_Task_:
Write out the listing in full, matching it word for word.
### Records supplied ###
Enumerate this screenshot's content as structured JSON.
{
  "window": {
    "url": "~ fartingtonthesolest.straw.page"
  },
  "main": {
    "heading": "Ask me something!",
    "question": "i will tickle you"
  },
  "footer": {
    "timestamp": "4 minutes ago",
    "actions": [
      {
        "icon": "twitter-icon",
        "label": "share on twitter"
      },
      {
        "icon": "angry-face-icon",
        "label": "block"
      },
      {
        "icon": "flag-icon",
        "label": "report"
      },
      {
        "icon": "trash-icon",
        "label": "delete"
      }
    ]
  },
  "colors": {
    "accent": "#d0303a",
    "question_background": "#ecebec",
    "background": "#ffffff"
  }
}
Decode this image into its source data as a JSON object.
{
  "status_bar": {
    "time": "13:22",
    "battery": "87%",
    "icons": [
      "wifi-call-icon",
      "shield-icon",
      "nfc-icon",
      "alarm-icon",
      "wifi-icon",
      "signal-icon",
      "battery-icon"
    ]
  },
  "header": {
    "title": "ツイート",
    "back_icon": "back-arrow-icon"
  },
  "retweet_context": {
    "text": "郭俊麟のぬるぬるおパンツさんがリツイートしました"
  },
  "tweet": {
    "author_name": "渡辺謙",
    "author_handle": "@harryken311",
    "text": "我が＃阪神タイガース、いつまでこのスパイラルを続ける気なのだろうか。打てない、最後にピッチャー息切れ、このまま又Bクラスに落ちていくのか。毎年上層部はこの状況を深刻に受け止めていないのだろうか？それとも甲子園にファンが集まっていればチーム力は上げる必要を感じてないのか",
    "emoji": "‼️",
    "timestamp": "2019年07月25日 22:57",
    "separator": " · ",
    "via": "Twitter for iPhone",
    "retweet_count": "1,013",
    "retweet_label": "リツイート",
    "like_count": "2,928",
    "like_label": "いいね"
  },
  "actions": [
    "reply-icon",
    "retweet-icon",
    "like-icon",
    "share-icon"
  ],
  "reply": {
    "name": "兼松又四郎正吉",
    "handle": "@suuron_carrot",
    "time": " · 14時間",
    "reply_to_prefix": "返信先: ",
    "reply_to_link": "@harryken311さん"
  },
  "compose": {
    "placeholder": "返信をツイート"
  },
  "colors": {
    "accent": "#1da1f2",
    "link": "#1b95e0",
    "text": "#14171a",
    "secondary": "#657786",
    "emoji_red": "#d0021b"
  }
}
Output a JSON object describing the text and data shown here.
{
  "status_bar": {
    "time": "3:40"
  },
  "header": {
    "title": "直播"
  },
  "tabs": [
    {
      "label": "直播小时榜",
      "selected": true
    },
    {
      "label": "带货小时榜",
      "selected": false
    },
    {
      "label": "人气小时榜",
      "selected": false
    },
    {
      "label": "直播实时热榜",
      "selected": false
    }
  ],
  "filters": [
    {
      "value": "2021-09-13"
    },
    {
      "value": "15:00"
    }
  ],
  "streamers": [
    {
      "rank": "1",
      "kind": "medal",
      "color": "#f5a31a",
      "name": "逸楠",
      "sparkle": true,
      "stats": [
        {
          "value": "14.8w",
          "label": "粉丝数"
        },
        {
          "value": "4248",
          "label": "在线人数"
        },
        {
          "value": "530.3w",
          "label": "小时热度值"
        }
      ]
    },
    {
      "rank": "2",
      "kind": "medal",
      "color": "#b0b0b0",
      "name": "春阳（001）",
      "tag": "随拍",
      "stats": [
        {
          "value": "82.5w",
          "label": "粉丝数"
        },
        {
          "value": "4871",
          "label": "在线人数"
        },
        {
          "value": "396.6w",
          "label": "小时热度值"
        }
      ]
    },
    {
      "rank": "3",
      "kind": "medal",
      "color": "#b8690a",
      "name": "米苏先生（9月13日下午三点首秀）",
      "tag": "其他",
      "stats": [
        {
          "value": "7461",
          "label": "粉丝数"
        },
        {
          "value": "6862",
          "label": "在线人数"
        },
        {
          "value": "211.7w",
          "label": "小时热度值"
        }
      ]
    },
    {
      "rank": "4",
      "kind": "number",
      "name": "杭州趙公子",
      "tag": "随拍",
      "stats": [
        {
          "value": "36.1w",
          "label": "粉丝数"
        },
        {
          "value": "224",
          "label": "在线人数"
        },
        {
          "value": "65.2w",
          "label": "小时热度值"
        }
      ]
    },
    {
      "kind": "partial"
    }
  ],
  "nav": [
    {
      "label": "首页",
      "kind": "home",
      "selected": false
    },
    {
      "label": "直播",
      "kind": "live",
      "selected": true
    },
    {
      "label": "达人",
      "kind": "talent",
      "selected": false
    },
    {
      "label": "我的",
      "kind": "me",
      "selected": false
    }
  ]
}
###
_Correct answer_:
Enumerate this screenshot's content as structured JSON.
{
  "window": {
    "url": "~ fartingtonthesolest.straw.page"
  },
  "main": {
    "heading": "Ask me something!",
    "question": "i will tickle you"
  },
  "footer": {
    "timestamp": "4 minutes ago",
    "actions": [
      {
        "icon": "twitter-icon",
        "label": "share on twitter"
      },
      {
        "icon": "angry-face-icon",
        "label": "block"
      },
      {
        "icon": "flag-icon",
        "label": "report"
      },
      {
        "icon": "trash-icon",
        "label": "delete"
      }
    ]
  },
  "colors": {
    "accent": "#d0303a",
    "question_background": "#ecebec",
    "background": "#ffffff"
  }
}
Decode this image into its source data as a JSON object.
{
  "status_bar": {
    "time": "13:22",
    "battery": "87%",
    "icons": [
      "wifi-call-icon",
      "shield-icon",
      "nfc-icon",
      "alarm-icon",
      "wifi-icon",
      "signal-icon",
      "battery-icon"
    ]
  },
  "header": {
    "title": "ツイート",
    "back_icon": "back-arrow-icon"
  },
  "retweet_context": {
    "text": "郭俊麟のぬるぬるおパンツさんがリツイートしました"
  },
  "tweet": {
    "author_name": "渡辺謙",
    "author_handle": "@harryken311",
    "text": "我が＃阪神タイガース、いつまでこのスパイラルを続ける気なのだろうか。打てない、最後にピッチャー息切れ、このまま又Bクラスに落ちていくのか。毎年上層部はこの状況を深刻に受け止めていないのだろうか？それとも甲子園にファンが集まっていればチーム力は上げる必要を感じてないのか",
    "emoji": "‼️",
    "timestamp": "2019年07月25日 22:57",
    "separator": " · ",
    "via": "Twitter for iPhone",
    "retweet_count": "1,013",
    "retweet_label": "リツイート",
    "like_count": "2,928",
    "like_label": "いいね"
  },
  "actions": [
    "reply-icon",
    "retweet-icon",
    "like-icon",
    "share-icon"
  ],
  "reply": {
    "name": "兼松又四郎正吉",
    "handle": "@suuron_carrot",
    "time": " · 14時間",
    "reply_to_prefix": "返信先: ",
    "reply_to_link": "@harryken311さん"
  },
  "compose": {
    "placeholder": "返信をツイート"
  },
  "colors": {
    "accent": "#1da1f2",
    "link": "#1b95e0",
    "text": "#14171a",
    "secondary": "#657786",
    "emoji_red": "#d0021b"
  }
}
Output a JSON object describing the text and data shown here.
{
  "status_bar": {
    "time": "3:40"
  },
  "header": {
    "title": "直播"
  },
  "tabs": [
    {
      "label": "直播小时榜",
      "selected": true
    },
    {
      "label": "带货小时榜",
      "selected": false
    },
    {
      "label": "人气小时榜",
      "selected": false
    },
    {
      "label": "直播实时热榜",
      "selected": false
    }
  ],
  "filters": [
    {
      "value": "2021-09-13"
    },
    {
      "value": "15:00"
    }
  ],
  "streamers": [
    {
      "rank": "1",
      "kind": "medal",
      "color": "#f5a31a",
      "name": "逸楠",
      "sparkle": true,
      "stats": [
        {
          "value": "14.8w",
          "label": "粉丝数"
        },
        {
          "value": "4248",
          "label": "在线人数"
        },
        {
          "value": "530.3w",
          "label": "小时热度值"
        }
      ]
    },
    {
      "rank": "2",
      "kind": "medal",
      "color": "#b0b0b0",
      "name": "春阳（001）",
      "tag": "随拍",
      "stats": [
        {
          "value": "82.5w",
          "label": "粉丝数"
        },
        {
          "value": "4871",
          "label": "在线人数"
        },
        {
          "value": "396.6w",
          "label": "小时热度值"
        }
      ]
    },
    {
      "rank": "3",
      "kind": "medal",
      "color": "#b8690a",
      "name": "米苏先生（9月13日下午三点首秀）",
      "tag": "其他",
      "stats": [
        {
          "value": "7461",
          "label": "粉丝数"
        },
        {
          "value": "6862",
          "label": "在线人数"
        },
        {
          "value": "211.7w",
          "label": "小时热度值"
        }
      ]
    },
    {
      "rank": "4",
      "kind": "number",
      "name": "杭州趙公子",
      "tag": "随拍",
      "stats": [
        {
          "value": "36.1w",
          "label": "粉丝数"
        },
        {
          "value": "224",
          "label": "在线人数"
        },
        {
          "value": "65.2w",
          "label": "小时热度值"
        }
      ]
    },
    {
      "kind": "partial"
    }
  ],
  "nav": [
    {
      "label": "首页",
      "kind": "home",
      "selected": false
    },
    {
      "label": "直播",
      "kind": "live",
      "selected": true
    },
    {
      "label": "达人",
      "kind": "talent",
      "selected": false
    },
    {
      "label": "我的",
      "kind": "me",
      "selected": false
    }
  ]
}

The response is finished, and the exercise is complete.